### Written exercise
Retype all of the entries word for word.

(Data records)
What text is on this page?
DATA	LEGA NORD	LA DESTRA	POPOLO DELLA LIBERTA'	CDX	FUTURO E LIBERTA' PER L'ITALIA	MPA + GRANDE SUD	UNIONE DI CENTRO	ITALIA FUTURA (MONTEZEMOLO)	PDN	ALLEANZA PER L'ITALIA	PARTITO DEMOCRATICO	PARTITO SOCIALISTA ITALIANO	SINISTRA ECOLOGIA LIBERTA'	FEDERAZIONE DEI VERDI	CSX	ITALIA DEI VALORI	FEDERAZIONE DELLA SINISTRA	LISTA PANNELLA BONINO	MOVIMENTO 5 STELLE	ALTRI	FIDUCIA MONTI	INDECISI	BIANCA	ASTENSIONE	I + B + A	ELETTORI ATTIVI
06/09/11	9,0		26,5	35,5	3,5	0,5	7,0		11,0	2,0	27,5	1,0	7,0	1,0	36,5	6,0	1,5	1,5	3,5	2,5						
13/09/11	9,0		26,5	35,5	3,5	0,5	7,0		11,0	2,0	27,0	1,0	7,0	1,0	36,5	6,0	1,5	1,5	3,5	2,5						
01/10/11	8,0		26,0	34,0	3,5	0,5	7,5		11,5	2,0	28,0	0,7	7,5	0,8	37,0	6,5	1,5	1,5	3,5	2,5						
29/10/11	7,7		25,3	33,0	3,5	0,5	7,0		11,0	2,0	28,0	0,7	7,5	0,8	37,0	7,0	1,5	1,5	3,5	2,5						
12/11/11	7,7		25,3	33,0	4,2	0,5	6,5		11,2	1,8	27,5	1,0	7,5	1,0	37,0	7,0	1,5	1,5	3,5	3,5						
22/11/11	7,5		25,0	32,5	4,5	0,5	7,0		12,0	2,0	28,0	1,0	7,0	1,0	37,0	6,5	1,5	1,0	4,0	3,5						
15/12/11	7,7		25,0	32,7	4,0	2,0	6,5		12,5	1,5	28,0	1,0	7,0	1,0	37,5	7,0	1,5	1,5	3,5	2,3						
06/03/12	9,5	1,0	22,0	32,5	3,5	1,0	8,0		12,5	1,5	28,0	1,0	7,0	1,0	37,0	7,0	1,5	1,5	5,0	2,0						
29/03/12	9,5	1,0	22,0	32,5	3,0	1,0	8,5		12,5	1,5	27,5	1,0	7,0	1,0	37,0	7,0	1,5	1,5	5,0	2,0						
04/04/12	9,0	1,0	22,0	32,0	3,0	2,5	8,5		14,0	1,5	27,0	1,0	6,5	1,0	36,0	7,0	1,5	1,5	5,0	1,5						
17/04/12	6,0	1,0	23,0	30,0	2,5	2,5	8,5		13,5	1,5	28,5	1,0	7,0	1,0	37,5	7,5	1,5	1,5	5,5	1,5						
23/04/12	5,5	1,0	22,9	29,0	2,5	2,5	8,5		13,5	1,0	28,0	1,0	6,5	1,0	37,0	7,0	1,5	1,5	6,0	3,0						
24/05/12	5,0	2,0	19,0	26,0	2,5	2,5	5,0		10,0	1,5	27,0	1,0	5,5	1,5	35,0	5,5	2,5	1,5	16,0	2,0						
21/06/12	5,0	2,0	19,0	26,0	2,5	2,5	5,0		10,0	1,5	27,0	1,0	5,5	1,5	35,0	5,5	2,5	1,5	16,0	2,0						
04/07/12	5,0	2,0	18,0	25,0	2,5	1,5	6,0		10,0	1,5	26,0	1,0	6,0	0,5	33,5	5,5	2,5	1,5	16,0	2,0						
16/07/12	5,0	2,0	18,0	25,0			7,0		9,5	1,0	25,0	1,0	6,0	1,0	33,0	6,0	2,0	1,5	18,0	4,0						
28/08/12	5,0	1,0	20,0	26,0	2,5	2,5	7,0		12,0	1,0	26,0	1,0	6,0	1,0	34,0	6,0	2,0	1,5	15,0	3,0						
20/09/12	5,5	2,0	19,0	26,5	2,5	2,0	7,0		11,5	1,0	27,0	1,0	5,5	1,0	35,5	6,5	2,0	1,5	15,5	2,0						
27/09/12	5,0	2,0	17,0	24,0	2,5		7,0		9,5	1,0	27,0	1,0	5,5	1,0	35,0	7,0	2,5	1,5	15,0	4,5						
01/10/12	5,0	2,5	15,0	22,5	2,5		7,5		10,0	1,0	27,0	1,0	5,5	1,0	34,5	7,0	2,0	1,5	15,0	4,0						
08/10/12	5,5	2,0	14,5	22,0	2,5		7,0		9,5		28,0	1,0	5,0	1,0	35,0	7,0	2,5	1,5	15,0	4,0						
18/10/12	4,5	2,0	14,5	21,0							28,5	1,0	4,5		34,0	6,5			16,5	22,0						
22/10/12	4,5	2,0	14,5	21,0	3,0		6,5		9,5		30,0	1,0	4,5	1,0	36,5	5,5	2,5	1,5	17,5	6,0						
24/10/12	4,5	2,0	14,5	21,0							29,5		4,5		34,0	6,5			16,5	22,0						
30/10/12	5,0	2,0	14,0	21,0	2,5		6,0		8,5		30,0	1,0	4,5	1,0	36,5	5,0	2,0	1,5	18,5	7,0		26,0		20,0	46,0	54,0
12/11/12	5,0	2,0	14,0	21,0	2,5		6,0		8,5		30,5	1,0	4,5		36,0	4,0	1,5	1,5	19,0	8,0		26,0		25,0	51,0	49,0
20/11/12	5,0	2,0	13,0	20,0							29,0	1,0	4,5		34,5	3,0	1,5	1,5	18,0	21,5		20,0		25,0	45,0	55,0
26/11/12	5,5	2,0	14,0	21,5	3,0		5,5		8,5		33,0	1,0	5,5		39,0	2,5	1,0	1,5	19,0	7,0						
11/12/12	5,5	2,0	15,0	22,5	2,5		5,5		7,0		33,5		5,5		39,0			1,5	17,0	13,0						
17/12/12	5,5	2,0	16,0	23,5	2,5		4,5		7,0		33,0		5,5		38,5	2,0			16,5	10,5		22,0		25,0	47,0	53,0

### Written answer
What text is on this page?
DATA	LEGA NORD	LA DESTRA	POPOLO DELLA LIBERTA'	CDX	FUTURO E LIBERTA' PER L'ITALIA	MPA + GRANDE SUD	UNIONE DI CENTRO	ITALIA FUTURA (MONTEZEMOLO)	PDN	ALLEANZA PER L'ITALIA	PARTITO DEMOCRATICO	PARTITO SOCIALISTA ITALIANO	SINISTRA ECOLOGIA LIBERTA'	FEDERAZIONE DEI VERDI	CSX	ITALIA DEI VALORI	FEDERAZIONE DELLA SINISTRA	LISTA PANNELLA BONINO	MOVIMENTO 5 STELLE	ALTRI	FIDUCIA MONTI	INDECISI	BIANCA	ASTENSIONE	I + B + A	ELETTORI ATTIVI
06/09/11	9,0		26,5	35,5	3,5	0,5	7,0		11,0	2,0	27,5	1,0	7,0	1,0	36,5	6,0	1,5	1,5	3,5	2,5						
13/09/11	9,0		26,5	35,5	3,5	0,5	7,0		11,0	2,0	27,0	1,0	7,0	1,0	36,5	6,0	1,5	1,5	3,5	2,5						
01/10/11	8,0		26,0	34,0	3,5	0,5	7,5		11,5	2,0	28,0	0,7	7,5	0,8	37,0	6,5	1,5	1,5	3,5	2,5						
29/10/11	7,7		25,3	33,0	3,5	0,5	7,0		11,0	2,0	28,0	0,7	7,5	0,8	37,0	7,0	1,5	1,5	3,5	2,5						
12/11/11	7,7		25,3	33,0	4,2	0,5	6,5		11,2	1,8	27,5	1,0	7,5	1,0	37,0	7,0	1,5	1,5	3,5	3,5						
22/11/11	7,5		25,0	32,5	4,5	0,5	7,0		12,0	2,0	28,0	1,0	7,0	1,0	37,0	6,5	1,5	1,0	4,0	3,5						
15/12/11	7,7		25,0	32,7	4,0	2,0	6,5		12,5	1,5	28,0	1,0	7,0	1,0	37,5	7,0	1,5	1,5	3,5	2,3						
06/03/12	9,5	1,0	22,0	32,5	3,5	1,0	8,0		12,5	1,5	28,0	1,0	7,0	1,0	37,0	7,0	1,5	1,5	5,0	2,0						
29/03/12	9,5	1,0	22,0	32,5	3,0	1,0	8,5		12,5	1,5	27,5	1,0	7,0	1,0	37,0	7,0	1,5	1,5	5,0	2,0						
04/04/12	9,0	1,0	22,0	32,0	3,0	2,5	8,5		14,0	1,5	27,0	1,0	6,5	1,0	36,0	7,0	1,5	1,5	5,0	1,5						
17/04/12	6,0	1,0	23,0	30,0	2,5	2,5	8,5		13,5	1,5	28,5	1,0	7,0	1,0	37,5	7,5	1,5	1,5	5,5	1,5						
23/04/12	5,5	1,0	22,9	29,0	2,5	2,5	8,5		13,5	1,0	28,0	1,0	6,5	1,0	37,0	7,0	1,5	1,5	6,0	3,0						
24/05/12	5,0	2,0	19,0	26,0	2,5	2,5	5,0		10,0	1,5	27,0	1,0	5,5	1,5	35,0	5,5	2,5	1,5	16,0	2,0						
21/06/12	5,0	2,0	19,0	26,0	2,5	2,5	5,0		10,0	1,5	27,0	1,0	5,5	1,5	35,0	5,5	2,5	1,5	16,0	2,0						
04/07/12	5,0	2,0	18,0	25,0	2,5	1,5	6,0		10,0	1,5	26,0	1,0	6,0	0,5	33,5	5,5	2,5	1,5	16,0	2,0						
16/07/12	5,0	2,0	18,0	25,0			7,0		9,5	1,0	25,0	1,0	6,0	1,0	33,0	6,0	2,0	1,5	18,0	4,0						
28/08/12	5,0	1,0	20,0	26,0	2,5	2,5	7,0		12,0	1,0	26,0	1,0	6,0	1,0	34,0	6,0	2,0	1,5	15,0	3,0						
20/09/12	5,5	2,0	19,0	26,5	2,5	2,0	7,0		11,5	1,0	27,0	1,0	5,5	1,0	35,5	6,5	2,0	1,5	15,5	2,0						
27/09/12	5,0	2,0	17,0	24,0	2,5		7,0		9,5	1,0	27,0	1,0	5,5	1,0	35,0	7,0	2,5	1,5	15,0	4,5						
01/10/12	5,0	2,5	15,0	22,5	2,5		7,5		10,0	1,0	27,0	1,0	5,5	1,0	34,5	7,0	2,0	1,5	15,0	4,0						
08/10/12	5,5	2,0	14,5	22,0	2,5		7,0		9,5		28,0	1,0	5,0	1,0	35,0	7,0	2,5	1,5	15,0	4,0						
18/10/12	4,5	2,0	14,5	21,0							28,5	1,0	4,5		34,0	6,5			16,5	22,0						
22/10/12	4,5	2,0	14,5	21,0	3,0		6,5		9,5		30,0	1,0	4,5	1,0	36,5	5,5	2,5	1,5	17,5	6,0						
24/10/12	4,5	2,0	14,5	21,0							29,5		4,5		34,0	6,5			16,5	22,0						
30/10/12	5,0	2,0	14,0	21,0	2,5		6,0		8,5		30,0	1,0	4,5	1,0	36,5	5,0	2,0	1,5	18,5	7,0		26,0		20,0	46,0	54,0
12/11/12	5,0	2,0	14,0	21,0	2,5		6,0		8,5		30,5	1,0	4,5		36,0	4,0	1,5	1,5	19,0	8,0		26,0		25,0	51,0	49,0
20/11/12	5,0	2,0	13,0	20,0							29,0	1,0	4,5		34,5	3,0	1,5	1,5	18,0	21,5		20,0		25,0	45,0	55,0
26/11/12	5,5	2,0	14,0	21,5	3,0		5,5		8,5		33,0	1,0	5,5		39,0	2,5	1,0	1,5	19,0	7,0						
11/12/12	5,5	2,0	15,0	22,5	2,5		5,5		7,0		33,5		5,5		39,0			1,5	17,0	13,0						
17/12/12	5,5	2,0	16,0	23,5	2,5		4,5		7,0		33,0		5,5		38,5	2,0			16,5	10,5		22,0		25,0	47,0	53,0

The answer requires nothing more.